» SELECTED TEXT
━━━━━━━━

Mr. Damski went through a similar evolution, from having more than
50,000 songs on his hard drive to “abandoning” iTunes, he said, in favor
of Spotify and the scratchy joys of vinyl. He likes the physicality of
LPs, and the way they make it hard for him to skip songs. He also enjoys
what he called the “Easter egg hunt” of used-record shopping, otherwise
known as sifting through bins of Olivia Newton-John and Al Martino
releases, hoping to find a rare gem from the Beach Boys’ bearded phase.
In true audiophile fashion, it now pains Mr. Damski to listen to
low-resolution music played through the microspeakers of a smartphone or
a computer. “I wanted to hear a Kinks song the other day that wasn’t on
Spotify, so a friend looked it up on YouTube,” he said. “It sounded so
bad.”
He laughed at his own fussiness, but added, “I didn’t even want to listen anymore.”
As for home audio equipment, Mr. Svizeny owns what he considers an
average Sony turntable, receiver and speakers, while Mr. Damski uses his
roommate’s Audio-Technica model. But both men hope to acquire a
high-end system someday.
“If I own a house and have disposable income, a good stereo will be a
primary investment,” Mr. Damski said. “Definitely higher on the list
than bath towels.”
For years, the typical high-end audio customer has been a white-haired
classical music aficionado or an aging rock fan for whom listening to
“Aja” in 1977 on a pair of Altec Lansings was a spiritual experience.
But recently, veteran audio companies have started adapting their
products to the changing tastes of younger listeners. McIntosh, for
years the holy grail for preamps and other components, has been adding
USB ports to its entire product line in a long overdue acknowledgment of
the popularity of music streaming. Thiel Audio, the revered speaker
maker, has hired an industrial designer for the first time to make sure
its products pass what its chief operating officer, Bob Brown, called
the “aesthetics test.”
“My wife laughs at how our house was filled with speakers the size of
refrigerators,” Mr. Brown said. “This generation is not going to buy
ugly, boxy stuff. They listen through their eyes first, before their
ears.”
Mr. Brown envisions that Thiel speakers will be curvier, with thinner
profiles, in keeping with the industry trend and in line with modern
interiors. It’s a look he hopes will appeal to his new, more-discerning
target audio customer: the young career woman.

━━━━━━━━

» MATERIAL PROVIDED

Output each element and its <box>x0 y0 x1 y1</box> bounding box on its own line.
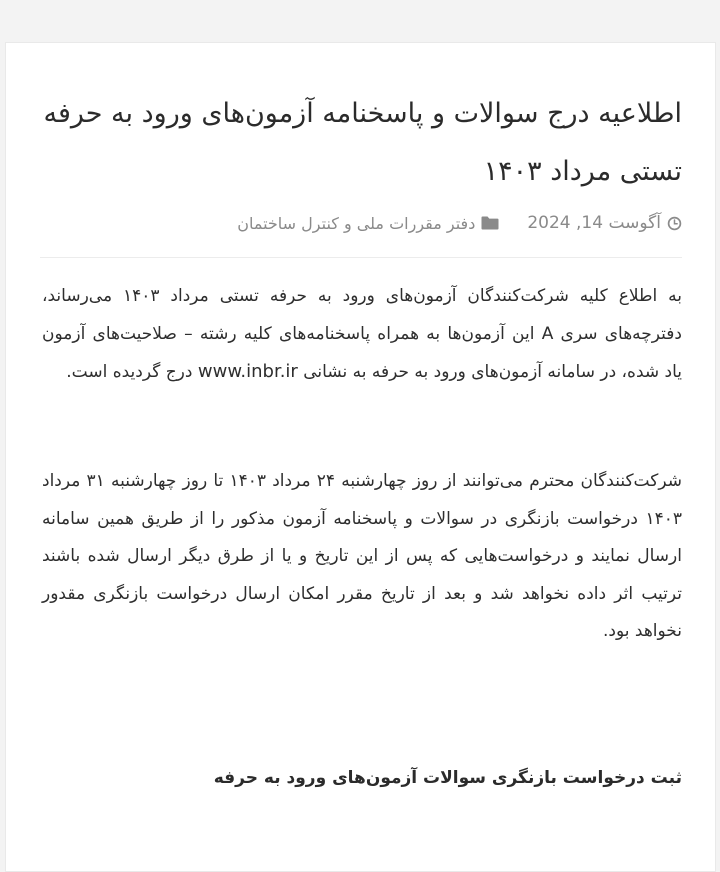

━━━━━━━━

» TASK BRIEF
Reproduce the article on young audiophiles from "For years, the" to "a spiritual experience.", putting "devotee" in place of "aficionado".

» TASK RESULT
For years, the typical high-end audio customer has been a white-haired
classical music devotee or an aging rock fan for whom listening to
“Aja” in 1977 on a pair of Altec Lansings was a spiritual experience.